## Begin Data records

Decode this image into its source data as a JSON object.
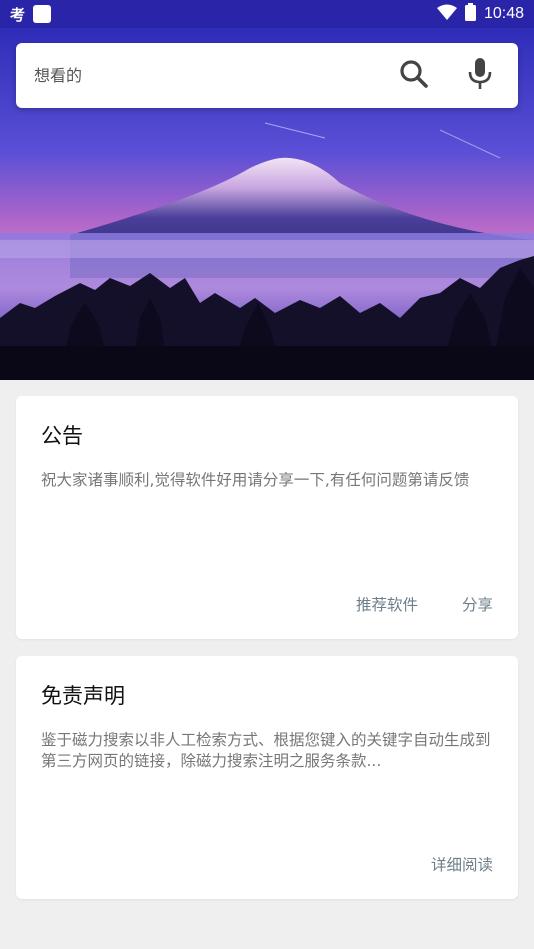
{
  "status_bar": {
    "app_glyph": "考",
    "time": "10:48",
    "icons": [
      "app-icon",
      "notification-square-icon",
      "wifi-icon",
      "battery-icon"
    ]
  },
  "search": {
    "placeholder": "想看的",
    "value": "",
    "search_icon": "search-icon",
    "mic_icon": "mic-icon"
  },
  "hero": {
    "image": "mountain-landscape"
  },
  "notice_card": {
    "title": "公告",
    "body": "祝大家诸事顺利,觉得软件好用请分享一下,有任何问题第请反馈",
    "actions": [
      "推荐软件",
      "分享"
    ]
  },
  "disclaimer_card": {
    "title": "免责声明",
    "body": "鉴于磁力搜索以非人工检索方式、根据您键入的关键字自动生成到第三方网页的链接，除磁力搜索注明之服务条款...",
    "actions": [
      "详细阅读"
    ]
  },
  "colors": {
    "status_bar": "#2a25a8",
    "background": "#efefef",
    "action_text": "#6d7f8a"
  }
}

## End Data records
## Begin Data records

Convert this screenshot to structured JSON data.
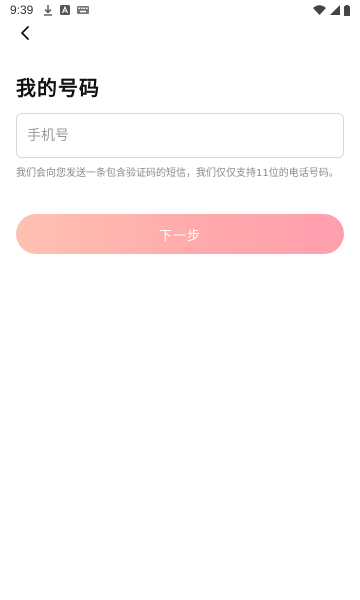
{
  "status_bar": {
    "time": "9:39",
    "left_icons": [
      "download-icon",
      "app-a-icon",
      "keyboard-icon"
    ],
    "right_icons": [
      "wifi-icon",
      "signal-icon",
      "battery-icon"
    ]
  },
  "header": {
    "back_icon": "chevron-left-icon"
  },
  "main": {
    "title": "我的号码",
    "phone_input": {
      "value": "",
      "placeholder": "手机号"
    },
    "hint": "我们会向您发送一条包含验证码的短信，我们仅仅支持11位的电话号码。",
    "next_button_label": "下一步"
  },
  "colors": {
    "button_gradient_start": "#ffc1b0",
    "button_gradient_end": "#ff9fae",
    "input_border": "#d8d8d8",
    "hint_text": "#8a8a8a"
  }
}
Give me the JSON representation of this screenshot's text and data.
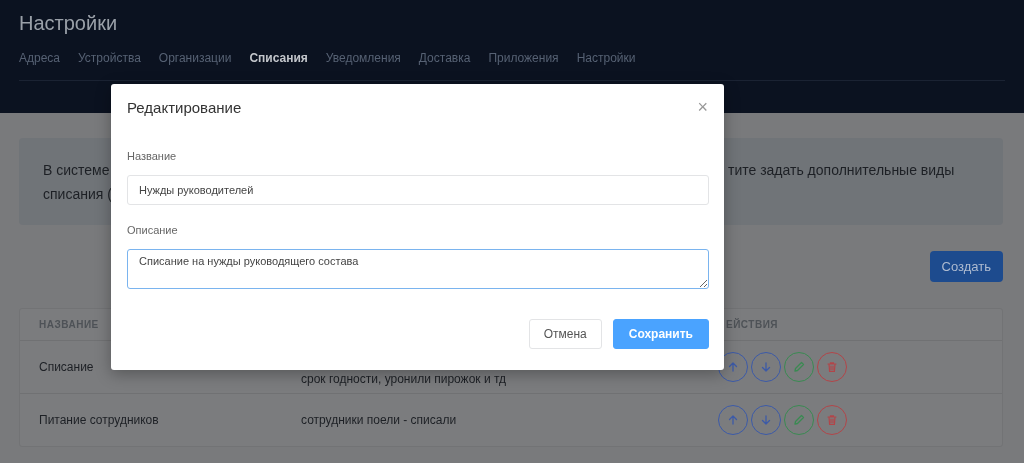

## End Data records
## Begin Data records

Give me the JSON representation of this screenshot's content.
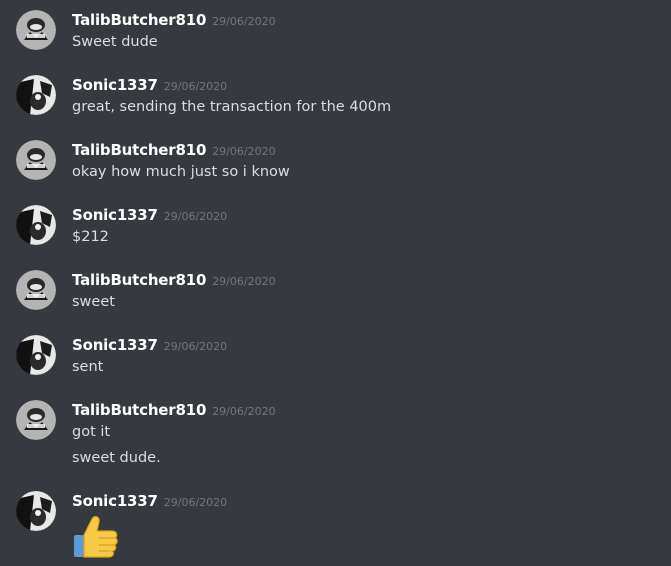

## End Data records

### Your goal
Extract, from the listing above, every line where the string "Give" occurs.

### Answer for this exercise
Give me the JSON representation of this screenshot's text and data.
Give me the JSON representation of this screenshot's content.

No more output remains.